[Dataset items]
□ □ □ □ □ □ □
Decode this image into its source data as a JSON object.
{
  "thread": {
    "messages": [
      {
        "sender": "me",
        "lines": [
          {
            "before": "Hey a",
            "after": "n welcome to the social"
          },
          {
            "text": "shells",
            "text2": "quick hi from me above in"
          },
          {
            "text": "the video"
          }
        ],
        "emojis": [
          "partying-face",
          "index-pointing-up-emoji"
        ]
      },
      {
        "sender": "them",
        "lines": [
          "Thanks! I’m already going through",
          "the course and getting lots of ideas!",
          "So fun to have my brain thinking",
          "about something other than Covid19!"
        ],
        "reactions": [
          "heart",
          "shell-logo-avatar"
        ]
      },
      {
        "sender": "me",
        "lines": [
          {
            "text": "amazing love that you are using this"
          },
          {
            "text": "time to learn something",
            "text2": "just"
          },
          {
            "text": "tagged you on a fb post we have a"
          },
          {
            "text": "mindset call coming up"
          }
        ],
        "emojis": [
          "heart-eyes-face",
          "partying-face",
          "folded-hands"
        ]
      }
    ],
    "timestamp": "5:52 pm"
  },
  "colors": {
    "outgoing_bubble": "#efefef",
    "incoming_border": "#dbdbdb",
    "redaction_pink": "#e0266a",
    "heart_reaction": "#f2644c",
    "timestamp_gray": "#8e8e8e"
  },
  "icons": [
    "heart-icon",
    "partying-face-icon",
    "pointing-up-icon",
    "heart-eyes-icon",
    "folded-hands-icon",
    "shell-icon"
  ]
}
□ □ □ □ □ □ □
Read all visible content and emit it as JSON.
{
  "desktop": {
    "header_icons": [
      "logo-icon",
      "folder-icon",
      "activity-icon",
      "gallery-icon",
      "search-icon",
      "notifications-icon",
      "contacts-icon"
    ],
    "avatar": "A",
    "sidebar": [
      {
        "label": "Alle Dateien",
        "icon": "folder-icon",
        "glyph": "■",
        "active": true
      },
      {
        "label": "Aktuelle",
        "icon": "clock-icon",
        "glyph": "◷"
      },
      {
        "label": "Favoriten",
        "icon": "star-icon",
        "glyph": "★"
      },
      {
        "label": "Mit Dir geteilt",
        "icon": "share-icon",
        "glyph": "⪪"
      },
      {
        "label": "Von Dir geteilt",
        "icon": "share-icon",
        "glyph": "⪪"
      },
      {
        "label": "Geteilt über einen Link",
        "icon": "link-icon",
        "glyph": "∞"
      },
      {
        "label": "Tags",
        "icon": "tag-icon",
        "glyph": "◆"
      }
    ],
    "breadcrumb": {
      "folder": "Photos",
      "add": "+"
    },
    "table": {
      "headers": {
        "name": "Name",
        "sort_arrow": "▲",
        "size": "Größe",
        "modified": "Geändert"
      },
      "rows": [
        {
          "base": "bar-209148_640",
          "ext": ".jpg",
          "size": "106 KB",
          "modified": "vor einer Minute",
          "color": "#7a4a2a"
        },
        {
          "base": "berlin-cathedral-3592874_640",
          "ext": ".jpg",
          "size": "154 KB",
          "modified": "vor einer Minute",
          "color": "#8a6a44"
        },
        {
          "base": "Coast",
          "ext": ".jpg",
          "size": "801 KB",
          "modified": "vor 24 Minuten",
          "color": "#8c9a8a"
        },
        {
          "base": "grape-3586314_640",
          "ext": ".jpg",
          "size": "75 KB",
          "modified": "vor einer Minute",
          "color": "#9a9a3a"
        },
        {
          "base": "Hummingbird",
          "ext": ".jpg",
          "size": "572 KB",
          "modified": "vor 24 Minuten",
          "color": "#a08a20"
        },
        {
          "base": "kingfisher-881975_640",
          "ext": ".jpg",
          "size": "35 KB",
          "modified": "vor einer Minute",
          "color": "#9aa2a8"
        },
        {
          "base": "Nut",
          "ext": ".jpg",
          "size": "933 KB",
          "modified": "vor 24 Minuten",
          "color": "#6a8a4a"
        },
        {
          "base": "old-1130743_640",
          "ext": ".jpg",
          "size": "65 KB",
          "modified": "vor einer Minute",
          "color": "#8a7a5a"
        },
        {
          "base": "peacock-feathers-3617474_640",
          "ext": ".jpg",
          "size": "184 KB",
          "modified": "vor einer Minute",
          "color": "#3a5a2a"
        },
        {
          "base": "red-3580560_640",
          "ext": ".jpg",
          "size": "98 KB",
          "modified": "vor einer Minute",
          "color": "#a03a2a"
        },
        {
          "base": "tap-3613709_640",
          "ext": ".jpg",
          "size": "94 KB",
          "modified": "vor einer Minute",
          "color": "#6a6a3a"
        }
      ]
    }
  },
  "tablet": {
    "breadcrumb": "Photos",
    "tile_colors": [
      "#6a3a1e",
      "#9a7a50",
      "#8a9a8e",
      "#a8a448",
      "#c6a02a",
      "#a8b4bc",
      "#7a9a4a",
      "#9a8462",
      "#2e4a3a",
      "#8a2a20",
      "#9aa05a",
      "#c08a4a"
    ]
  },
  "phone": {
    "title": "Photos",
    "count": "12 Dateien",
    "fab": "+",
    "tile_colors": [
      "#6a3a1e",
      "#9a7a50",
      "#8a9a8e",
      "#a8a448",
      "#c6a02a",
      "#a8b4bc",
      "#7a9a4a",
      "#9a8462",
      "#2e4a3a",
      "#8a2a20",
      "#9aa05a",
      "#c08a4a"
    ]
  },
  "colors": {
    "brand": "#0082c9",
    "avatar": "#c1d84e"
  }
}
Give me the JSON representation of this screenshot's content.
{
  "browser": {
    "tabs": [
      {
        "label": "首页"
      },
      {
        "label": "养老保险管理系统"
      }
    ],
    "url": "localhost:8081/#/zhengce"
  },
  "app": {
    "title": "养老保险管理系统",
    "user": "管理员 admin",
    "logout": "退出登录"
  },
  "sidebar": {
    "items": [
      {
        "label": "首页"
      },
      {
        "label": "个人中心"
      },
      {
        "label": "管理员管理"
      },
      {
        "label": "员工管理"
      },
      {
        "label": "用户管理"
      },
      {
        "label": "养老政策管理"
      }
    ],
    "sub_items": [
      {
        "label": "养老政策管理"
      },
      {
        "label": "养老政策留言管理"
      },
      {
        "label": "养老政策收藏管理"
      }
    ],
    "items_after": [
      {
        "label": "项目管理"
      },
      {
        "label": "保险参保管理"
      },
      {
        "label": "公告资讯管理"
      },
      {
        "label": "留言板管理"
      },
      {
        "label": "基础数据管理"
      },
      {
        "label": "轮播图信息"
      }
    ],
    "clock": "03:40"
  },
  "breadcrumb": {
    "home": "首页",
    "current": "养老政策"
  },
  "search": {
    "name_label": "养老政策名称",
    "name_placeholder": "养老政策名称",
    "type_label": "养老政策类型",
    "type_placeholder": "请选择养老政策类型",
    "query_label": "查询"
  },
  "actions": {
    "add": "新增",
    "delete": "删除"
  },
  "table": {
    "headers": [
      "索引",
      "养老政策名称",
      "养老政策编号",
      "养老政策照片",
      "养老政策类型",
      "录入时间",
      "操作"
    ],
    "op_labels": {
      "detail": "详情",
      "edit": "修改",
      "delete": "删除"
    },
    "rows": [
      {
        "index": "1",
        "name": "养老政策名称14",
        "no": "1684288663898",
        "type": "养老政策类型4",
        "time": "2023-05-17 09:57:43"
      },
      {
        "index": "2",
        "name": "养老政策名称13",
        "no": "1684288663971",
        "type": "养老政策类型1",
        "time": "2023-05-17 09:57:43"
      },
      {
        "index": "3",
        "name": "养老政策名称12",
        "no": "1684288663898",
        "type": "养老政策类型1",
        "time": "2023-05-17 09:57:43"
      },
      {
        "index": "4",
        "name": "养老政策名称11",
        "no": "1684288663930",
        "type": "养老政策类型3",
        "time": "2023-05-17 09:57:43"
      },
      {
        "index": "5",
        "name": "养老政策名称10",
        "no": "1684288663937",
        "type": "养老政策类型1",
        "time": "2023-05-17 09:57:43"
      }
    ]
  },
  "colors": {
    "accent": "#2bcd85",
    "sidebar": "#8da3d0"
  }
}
□ □ □ □ □ □ □
Your task: Search the preceding listing for the word "content" and pull out every line that holds it.

Finished task:
Read all visible content and emit it as JSON.
Give me the JSON representation of this screenshot's content.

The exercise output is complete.